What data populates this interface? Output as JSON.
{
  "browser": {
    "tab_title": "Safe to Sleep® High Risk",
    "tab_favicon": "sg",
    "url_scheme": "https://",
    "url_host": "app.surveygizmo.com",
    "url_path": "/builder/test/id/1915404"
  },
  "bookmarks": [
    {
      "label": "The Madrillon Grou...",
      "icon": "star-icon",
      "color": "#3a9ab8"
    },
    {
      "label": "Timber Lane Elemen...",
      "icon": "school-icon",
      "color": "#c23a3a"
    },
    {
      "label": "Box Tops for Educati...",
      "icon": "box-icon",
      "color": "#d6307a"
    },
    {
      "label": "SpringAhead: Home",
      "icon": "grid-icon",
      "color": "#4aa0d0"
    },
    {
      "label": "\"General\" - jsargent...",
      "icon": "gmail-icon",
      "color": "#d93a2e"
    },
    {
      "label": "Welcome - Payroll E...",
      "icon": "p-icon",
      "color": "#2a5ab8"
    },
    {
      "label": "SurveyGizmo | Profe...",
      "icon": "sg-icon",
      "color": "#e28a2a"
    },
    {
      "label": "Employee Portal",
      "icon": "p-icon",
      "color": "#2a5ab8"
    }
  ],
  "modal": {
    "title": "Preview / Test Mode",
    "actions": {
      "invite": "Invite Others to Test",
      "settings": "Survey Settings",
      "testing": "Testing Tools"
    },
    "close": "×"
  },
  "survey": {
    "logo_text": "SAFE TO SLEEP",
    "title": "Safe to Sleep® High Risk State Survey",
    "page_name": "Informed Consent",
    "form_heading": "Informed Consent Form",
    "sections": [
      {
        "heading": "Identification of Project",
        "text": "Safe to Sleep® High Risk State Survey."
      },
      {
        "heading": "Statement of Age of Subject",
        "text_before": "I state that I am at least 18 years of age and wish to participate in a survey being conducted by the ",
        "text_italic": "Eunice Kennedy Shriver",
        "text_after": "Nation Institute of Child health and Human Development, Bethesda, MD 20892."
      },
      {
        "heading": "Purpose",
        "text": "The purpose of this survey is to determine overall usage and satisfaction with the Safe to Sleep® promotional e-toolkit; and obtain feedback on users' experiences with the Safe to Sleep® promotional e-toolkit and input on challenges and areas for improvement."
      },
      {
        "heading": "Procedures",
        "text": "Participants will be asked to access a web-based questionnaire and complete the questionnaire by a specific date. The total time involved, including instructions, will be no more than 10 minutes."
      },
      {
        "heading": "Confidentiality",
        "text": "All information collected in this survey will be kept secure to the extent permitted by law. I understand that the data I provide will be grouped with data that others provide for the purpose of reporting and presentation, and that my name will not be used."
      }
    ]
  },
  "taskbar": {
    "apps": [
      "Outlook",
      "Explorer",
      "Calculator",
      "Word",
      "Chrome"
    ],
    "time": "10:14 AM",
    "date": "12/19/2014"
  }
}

★ ★ ★ ★ ★

#### [Set problem]
Output an exact copy of each record.

#### [Answer to the task]
What data populates this interface? Output as JSON.
{
  "browser": {
    "tab_title": "Safe to Sleep® High Risk",
    "tab_favicon": "sg",
    "url_scheme": "https://",
    "url_host": "app.surveygizmo.com",
    "url_path": "/builder/test/id/1915404"
  },
  "bookmarks": [
    {
      "label": "The Madrillon Grou...",
      "icon": "star-icon",
      "color": "#3a9ab8"
    },
    {
      "label": "Timber Lane Elemen...",
      "icon": "school-icon",
      "color": "#c23a3a"
    },
    {
      "label": "Box Tops for Educati...",
      "icon": "box-icon",
      "color": "#d6307a"
    },
    {
      "label": "SpringAhead: Home",
      "icon": "grid-icon",
      "color": "#4aa0d0"
    },
    {
      "label": "\"General\" - jsargent...",
      "icon": "gmail-icon",
      "color": "#d93a2e"
    },
    {
      "label": "Welcome - Payroll E...",
      "icon": "p-icon",
      "color": "#2a5ab8"
    },
    {
      "label": "SurveyGizmo | Profe...",
      "icon": "sg-icon",
      "color": "#e28a2a"
    },
    {
      "label": "Employee Portal",
      "icon": "p-icon",
      "color": "#2a5ab8"
    }
  ],
  "modal": {
    "title": "Preview / Test Mode",
    "actions": {
      "invite": "Invite Others to Test",
      "settings": "Survey Settings",
      "testing": "Testing Tools"
    },
    "close": "×"
  },
  "survey": {
    "logo_text": "SAFE TO SLEEP",
    "title": "Safe to Sleep® High Risk State Survey",
    "page_name": "Informed Consent",
    "form_heading": "Informed Consent Form",
    "sections": [
      {
        "heading": "Identification of Project",
        "text": "Safe to Sleep® High Risk State Survey."
      },
      {
        "heading": "Statement of Age of Subject",
        "text_before": "I state that I am at least 18 years of age and wish to participate in a survey being conducted by the ",
        "text_italic": "Eunice Kennedy Shriver",
        "text_after": "Nation Institute of Child health and Human Development, Bethesda, MD 20892."
      },
      {
        "heading": "Purpose",
        "text": "The purpose of this survey is to determine overall usage and satisfaction with the Safe to Sleep® promotional e-toolkit; and obtain feedback on users' experiences with the Safe to Sleep® promotional e-toolkit and input on challenges and areas for improvement."
      },
      {
        "heading": "Procedures",
        "text": "Participants will be asked to access a web-based questionnaire and complete the questionnaire by a specific date. The total time involved, including instructions, will be no more than 10 minutes."
      },
      {
        "heading": "Confidentiality",
        "text": "All information collected in this survey will be kept secure to the extent permitted by law. I understand that the data I provide will be grouped with data that others provide for the purpose of reporting and presentation, and that my name will not be used."
      }
    ]
  },
  "taskbar": {
    "apps": [
      "Outlook",
      "Explorer",
      "Calculator",
      "Word",
      "Chrome"
    ],
    "time": "10:14 AM",
    "date": "12/19/2014"
  }
}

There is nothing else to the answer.